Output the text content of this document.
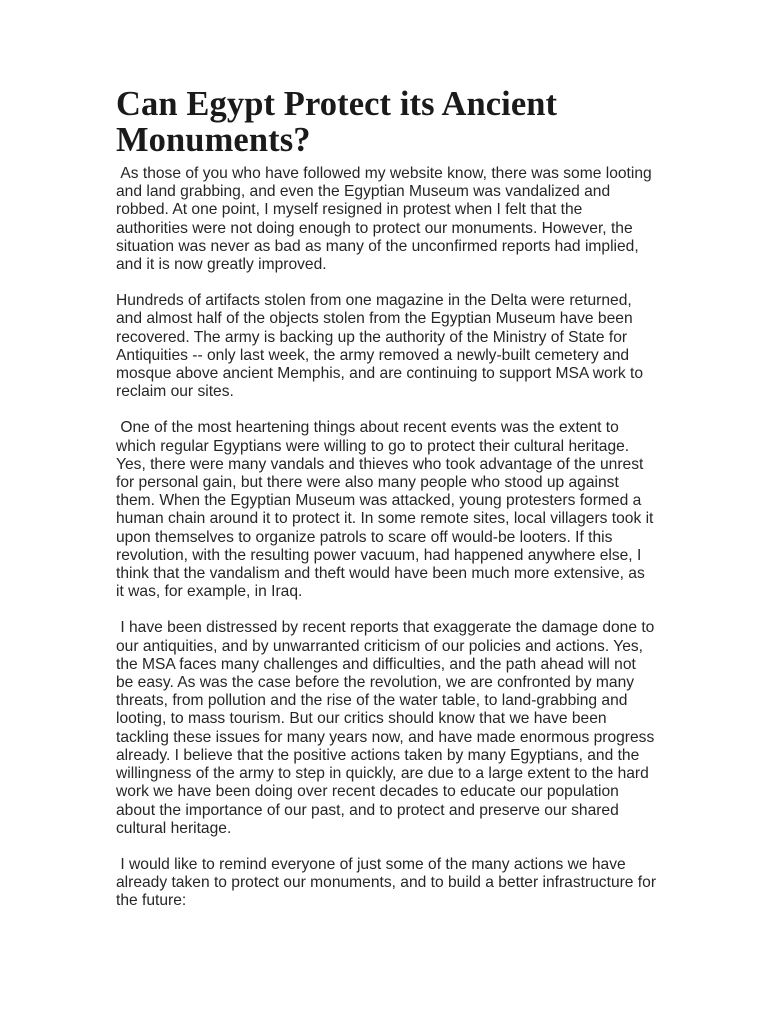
Can Egypt Protect its Ancient Monuments?

As those of you who have followed my website know, there was some looting and land grabbing, and even the Egyptian Museum was vandalized and robbed. At one point, I myself resigned in protest when I felt that the authorities were not doing enough to protect our monuments. However, the situation was never as bad as many of the unconfirmed reports had implied, and it is now greatly improved.

Hundreds of artifacts stolen from one magazine in the Delta were returned, and almost half of the objects stolen from the Egyptian Museum have been recovered. The army is backing up the authority of the Ministry of State for Antiquities -- only last week, the army removed a newly-built cemetery and mosque above ancient Memphis, and are continuing to support MSA work to reclaim our sites.

One of the most heartening things about recent events was the extent to which regular Egyptians were willing to go to protect their cultural heritage. Yes, there were many vandals and thieves who took advantage of the unrest for personal gain, but there were also many people who stood up against them. When the Egyptian Museum was attacked, young protesters formed a human chain around it to protect it. In some remote sites, local villagers took it upon themselves to organize patrols to scare off would-be looters. If this revolution, with the resulting power vacuum, had happened anywhere else, I think that the vandalism and theft would have been much more extensive, as it was, for example, in Iraq.

I have been distressed by recent reports that exaggerate the damage done to our antiquities, and by unwarranted criticism of our policies and actions. Yes, the MSA faces many challenges and difficulties, and the path ahead will not be easy. As was the case before the revolution, we are confronted by many threats, from pollution and the rise of the water table, to land-grabbing and looting, to mass tourism. But our critics should know that we have been tackling these issues for many years now, and have made enormous progress already. I believe that the positive actions taken by many Egyptians, and the willingness of the army to step in quickly, are due to a large extent to the hard work we have been doing over recent decades to educate our population about the importance of our past, and to protect and preserve our shared cultural heritage.

I would like to remind everyone of just some of the many actions we have already taken to protect our monuments, and to build a better infrastructure for the future:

****

● Aim
Return all the entries word for word, but omit any pictures they contain.

● Correct output
Output the text content of this document.
Can Egypt Protect its Ancient Monuments?

As those of you who have followed my website know, there was some looting and land grabbing, and even the Egyptian Museum was vandalized and robbed. At one point, I myself resigned in protest when I felt that the authorities were not doing enough to protect our monuments. However, the situation was never as bad as many of the unconfirmed reports had implied, and it is now greatly improved.

Hundreds of artifacts stolen from one magazine in the Delta were returned, and almost half of the objects stolen from the Egyptian Museum have been recovered. The army is backing up the authority of the Ministry of State for Antiquities -- only last week, the army removed a newly-built cemetery and mosque above ancient Memphis, and are continuing to support MSA work to reclaim our sites.

One of the most heartening things about recent events was the extent to which regular Egyptians were willing to go to protect their cultural heritage. Yes, there were many vandals and thieves who took advantage of the unrest for personal gain, but there were also many people who stood up against them. When the Egyptian Museum was attacked, young protesters formed a human chain around it to protect it. In some remote sites, local villagers took it upon themselves to organize patrols to scare off would-be looters. If this revolution, with the resulting power vacuum, had happened anywhere else, I think that the vandalism and theft would have been much more extensive, as it was, for example, in Iraq.

I have been distressed by recent reports that exaggerate the damage done to our antiquities, and by unwarranted criticism of our policies and actions. Yes, the MSA faces many challenges and difficulties, and the path ahead will not be easy. As was the case before the revolution, we are confronted by many threats, from pollution and the rise of the water table, to land-grabbing and looting, to mass tourism. But our critics should know that we have been tackling these issues for many years now, and have made enormous progress already. I believe that the positive actions taken by many Egyptians, and the willingness of the army to step in quickly, are due to a large extent to the hard work we have been doing over recent decades to educate our population about the importance of our past, and to protect and preserve our shared cultural heritage.

I would like to remind everyone of just some of the many actions we have already taken to protect our monuments, and to build a better infrastructure for the future:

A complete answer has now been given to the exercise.